_Stated goal_
Only the number is wanted: count the lines in the data with "Length" in them.

>> BEGIN Provided data

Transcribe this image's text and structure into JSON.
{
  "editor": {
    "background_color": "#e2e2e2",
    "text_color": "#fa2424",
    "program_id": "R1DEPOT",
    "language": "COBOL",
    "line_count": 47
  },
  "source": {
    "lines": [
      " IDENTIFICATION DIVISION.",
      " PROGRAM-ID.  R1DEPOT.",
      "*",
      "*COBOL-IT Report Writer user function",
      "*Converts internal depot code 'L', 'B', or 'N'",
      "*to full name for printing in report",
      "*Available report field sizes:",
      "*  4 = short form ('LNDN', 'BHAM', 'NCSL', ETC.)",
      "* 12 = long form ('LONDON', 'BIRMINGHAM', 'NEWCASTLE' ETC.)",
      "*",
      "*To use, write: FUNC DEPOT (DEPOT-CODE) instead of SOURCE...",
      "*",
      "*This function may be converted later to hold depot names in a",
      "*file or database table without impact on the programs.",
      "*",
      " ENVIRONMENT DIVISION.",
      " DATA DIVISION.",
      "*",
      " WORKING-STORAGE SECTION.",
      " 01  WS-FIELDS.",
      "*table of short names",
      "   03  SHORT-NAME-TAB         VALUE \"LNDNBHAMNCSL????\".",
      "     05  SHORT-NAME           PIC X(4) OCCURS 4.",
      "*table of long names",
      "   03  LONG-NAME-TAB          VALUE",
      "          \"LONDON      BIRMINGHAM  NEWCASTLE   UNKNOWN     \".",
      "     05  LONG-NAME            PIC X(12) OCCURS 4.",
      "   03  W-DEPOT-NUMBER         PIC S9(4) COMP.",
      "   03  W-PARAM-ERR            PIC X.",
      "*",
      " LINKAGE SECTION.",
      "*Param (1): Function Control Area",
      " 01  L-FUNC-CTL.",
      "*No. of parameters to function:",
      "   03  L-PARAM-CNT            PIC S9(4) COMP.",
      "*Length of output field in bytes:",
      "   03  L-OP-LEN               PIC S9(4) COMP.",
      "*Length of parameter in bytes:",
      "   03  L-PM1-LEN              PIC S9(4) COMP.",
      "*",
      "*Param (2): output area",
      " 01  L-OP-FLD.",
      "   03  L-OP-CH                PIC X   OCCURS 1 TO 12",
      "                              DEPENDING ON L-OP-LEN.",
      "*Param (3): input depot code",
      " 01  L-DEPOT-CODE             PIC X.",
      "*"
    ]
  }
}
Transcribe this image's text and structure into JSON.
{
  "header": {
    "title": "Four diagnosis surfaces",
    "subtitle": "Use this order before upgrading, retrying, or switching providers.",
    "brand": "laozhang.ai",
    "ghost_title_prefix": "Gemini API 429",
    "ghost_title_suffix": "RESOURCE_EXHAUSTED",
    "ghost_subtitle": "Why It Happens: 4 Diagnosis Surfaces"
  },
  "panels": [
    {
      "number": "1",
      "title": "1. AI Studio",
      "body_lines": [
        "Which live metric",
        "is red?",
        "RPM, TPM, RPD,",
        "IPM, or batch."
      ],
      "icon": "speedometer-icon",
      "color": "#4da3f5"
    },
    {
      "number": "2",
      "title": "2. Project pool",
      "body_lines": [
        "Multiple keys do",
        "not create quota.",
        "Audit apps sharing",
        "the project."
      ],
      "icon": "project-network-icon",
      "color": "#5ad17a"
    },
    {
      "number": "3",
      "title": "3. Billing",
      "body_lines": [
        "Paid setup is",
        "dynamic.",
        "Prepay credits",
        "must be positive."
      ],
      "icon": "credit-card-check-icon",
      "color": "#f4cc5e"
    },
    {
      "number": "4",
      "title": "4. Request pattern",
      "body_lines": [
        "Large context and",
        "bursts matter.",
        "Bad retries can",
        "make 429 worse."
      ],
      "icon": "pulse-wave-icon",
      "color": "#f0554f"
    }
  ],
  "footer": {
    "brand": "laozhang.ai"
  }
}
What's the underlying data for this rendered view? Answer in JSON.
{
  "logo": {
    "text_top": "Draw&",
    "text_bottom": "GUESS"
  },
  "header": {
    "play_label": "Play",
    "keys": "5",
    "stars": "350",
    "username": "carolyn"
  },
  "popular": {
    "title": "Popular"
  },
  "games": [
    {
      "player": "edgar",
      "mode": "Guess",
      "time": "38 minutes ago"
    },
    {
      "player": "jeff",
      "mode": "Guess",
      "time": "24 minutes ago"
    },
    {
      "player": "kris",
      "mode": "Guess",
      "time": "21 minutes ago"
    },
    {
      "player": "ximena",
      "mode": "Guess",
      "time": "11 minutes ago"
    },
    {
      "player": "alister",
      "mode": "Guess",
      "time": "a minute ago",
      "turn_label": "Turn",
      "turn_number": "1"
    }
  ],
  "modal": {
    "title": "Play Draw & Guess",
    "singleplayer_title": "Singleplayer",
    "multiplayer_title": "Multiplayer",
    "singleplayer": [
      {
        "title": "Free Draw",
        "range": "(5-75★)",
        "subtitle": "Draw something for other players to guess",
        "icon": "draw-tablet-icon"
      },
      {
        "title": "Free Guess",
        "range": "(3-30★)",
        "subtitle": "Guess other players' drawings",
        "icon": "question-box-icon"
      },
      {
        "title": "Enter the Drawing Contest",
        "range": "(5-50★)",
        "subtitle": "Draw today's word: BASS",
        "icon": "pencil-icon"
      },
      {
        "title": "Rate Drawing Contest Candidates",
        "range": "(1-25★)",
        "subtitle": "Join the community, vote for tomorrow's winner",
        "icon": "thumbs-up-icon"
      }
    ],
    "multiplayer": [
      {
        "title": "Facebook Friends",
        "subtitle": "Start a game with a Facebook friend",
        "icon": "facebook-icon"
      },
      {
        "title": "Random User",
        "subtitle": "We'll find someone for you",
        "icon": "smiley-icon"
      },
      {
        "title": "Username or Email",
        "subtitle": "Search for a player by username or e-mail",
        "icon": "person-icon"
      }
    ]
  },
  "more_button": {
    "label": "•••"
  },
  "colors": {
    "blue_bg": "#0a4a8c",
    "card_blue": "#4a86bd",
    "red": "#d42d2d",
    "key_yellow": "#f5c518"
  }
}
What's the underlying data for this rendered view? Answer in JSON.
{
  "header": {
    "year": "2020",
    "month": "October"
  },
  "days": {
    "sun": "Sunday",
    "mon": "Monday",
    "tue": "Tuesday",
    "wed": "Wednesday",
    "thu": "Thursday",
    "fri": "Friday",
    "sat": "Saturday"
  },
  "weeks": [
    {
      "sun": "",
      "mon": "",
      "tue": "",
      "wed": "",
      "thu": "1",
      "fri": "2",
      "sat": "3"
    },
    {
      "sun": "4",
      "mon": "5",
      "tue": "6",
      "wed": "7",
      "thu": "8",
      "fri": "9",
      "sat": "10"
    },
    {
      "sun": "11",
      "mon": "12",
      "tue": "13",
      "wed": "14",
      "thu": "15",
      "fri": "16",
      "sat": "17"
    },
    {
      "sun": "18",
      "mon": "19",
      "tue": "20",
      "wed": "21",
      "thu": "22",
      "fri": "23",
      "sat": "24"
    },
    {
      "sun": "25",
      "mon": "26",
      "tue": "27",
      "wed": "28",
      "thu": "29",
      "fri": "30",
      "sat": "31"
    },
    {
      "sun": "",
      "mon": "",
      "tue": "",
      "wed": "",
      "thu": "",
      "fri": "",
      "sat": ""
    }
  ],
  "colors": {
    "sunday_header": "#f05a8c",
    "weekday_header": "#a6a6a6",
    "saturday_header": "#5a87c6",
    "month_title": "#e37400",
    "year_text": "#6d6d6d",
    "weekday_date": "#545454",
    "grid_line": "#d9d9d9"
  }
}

>> END Provided data

_Task answer_
2